What you have to do: Take the lines from the one containing "Extract the structured" through the final line below and restate them exactly. Omit the pictures.

(Dataset records)
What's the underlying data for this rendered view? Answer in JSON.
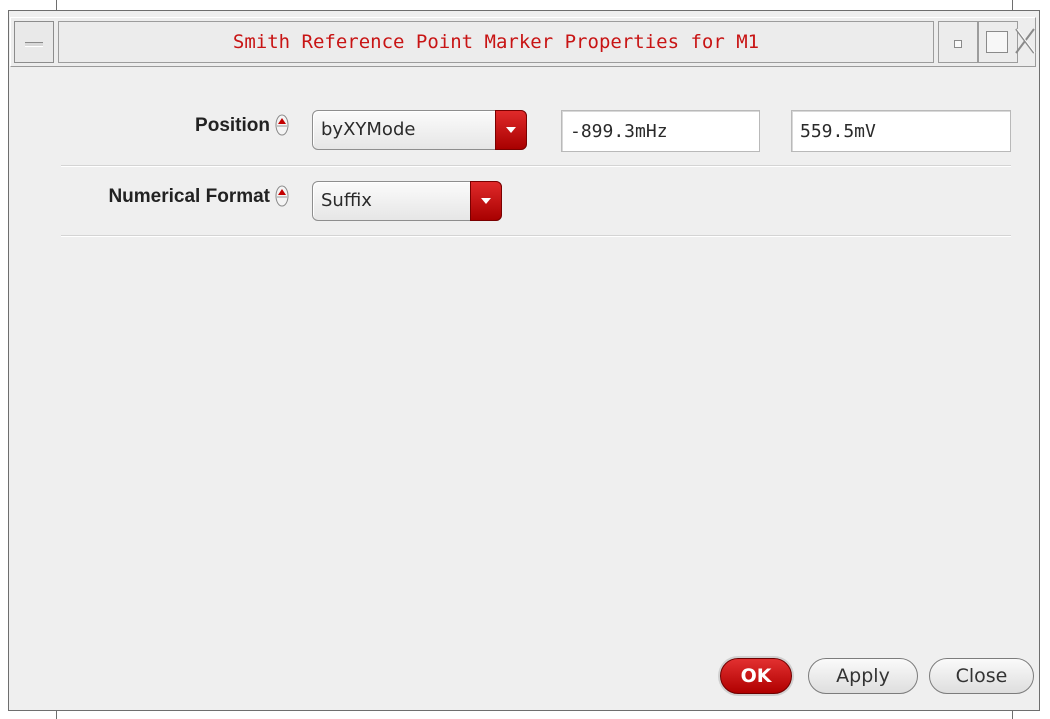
{
  "window": {
    "title": "Smith Reference Point Marker Properties for M1"
  },
  "form": {
    "position": {
      "label": "Position",
      "mode": "byXYMode",
      "x_value": "-899.3mHz",
      "y_value": "559.5mV"
    },
    "numerical_format": {
      "label": "Numerical Format",
      "value": "Suffix"
    }
  },
  "buttons": {
    "ok": "OK",
    "apply": "Apply",
    "close": "Close"
  },
  "colors": {
    "accent_red": "#c81414",
    "button_red": "#b00000",
    "background": "#efefef"
  },
  "icons": {
    "window_menu": "window-menu-icon",
    "minimize": "minimize-icon",
    "maximize": "maximize-icon",
    "close": "close-icon",
    "spin": "spin-indicator-icon",
    "dropdown": "chevron-down-icon"
  }
}
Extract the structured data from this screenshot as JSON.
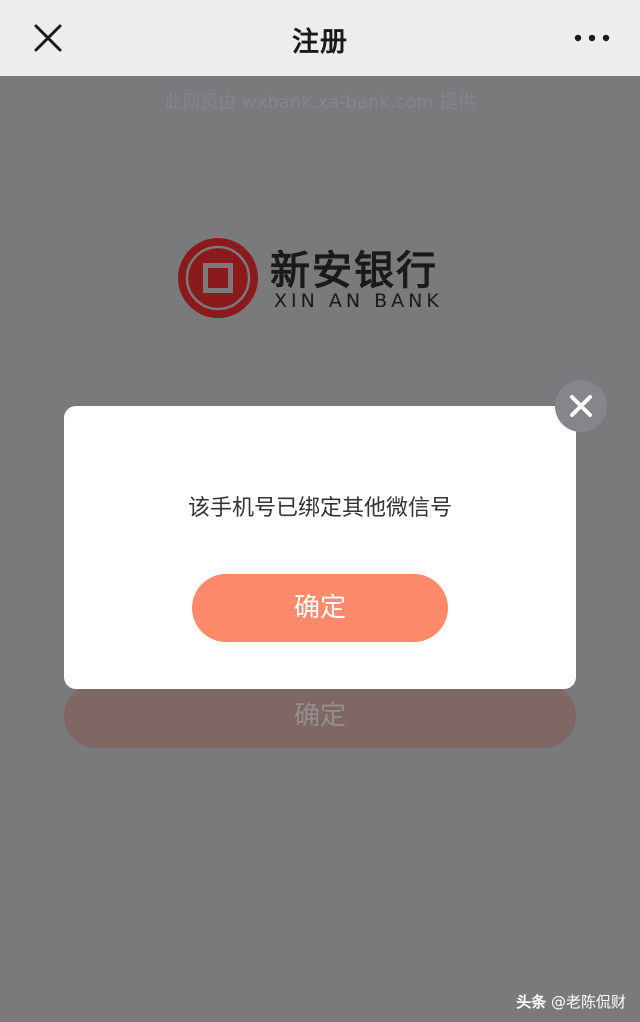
{
  "nav": {
    "title": "注册",
    "close_icon": "close-icon",
    "more_icon": "more-dots-icon"
  },
  "provider_note": "此网页由 wxbank.xa-bank.com 提供",
  "logo": {
    "name_cn": "新安银行",
    "name_en": "XIN AN BANK",
    "color": "#8b1a1c"
  },
  "background_button": {
    "label": "确定"
  },
  "dialog": {
    "message": "该手机号已绑定其他微信号",
    "confirm_label": "确定",
    "confirm_color": "#fe8a6b",
    "close_icon": "close-icon"
  },
  "watermark": {
    "source": "头条",
    "author": "@老陈侃财"
  }
}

Output:
Extract the structured data from this screenshot as JSON.
{
  "nav": {
    "title": "注册",
    "close_icon": "close-icon",
    "more_icon": "more-dots-icon"
  },
  "provider_note": "此网页由 wxbank.xa-bank.com 提供",
  "logo": {
    "name_cn": "新安银行",
    "name_en": "XIN AN BANK",
    "color": "#8b1a1c"
  },
  "background_button": {
    "label": "确定"
  },
  "dialog": {
    "message": "该手机号已绑定其他微信号",
    "confirm_label": "确定",
    "confirm_color": "#fe8a6b",
    "close_icon": "close-icon"
  },
  "watermark": {
    "source": "头条",
    "author": "@老陈侃财"
  }
}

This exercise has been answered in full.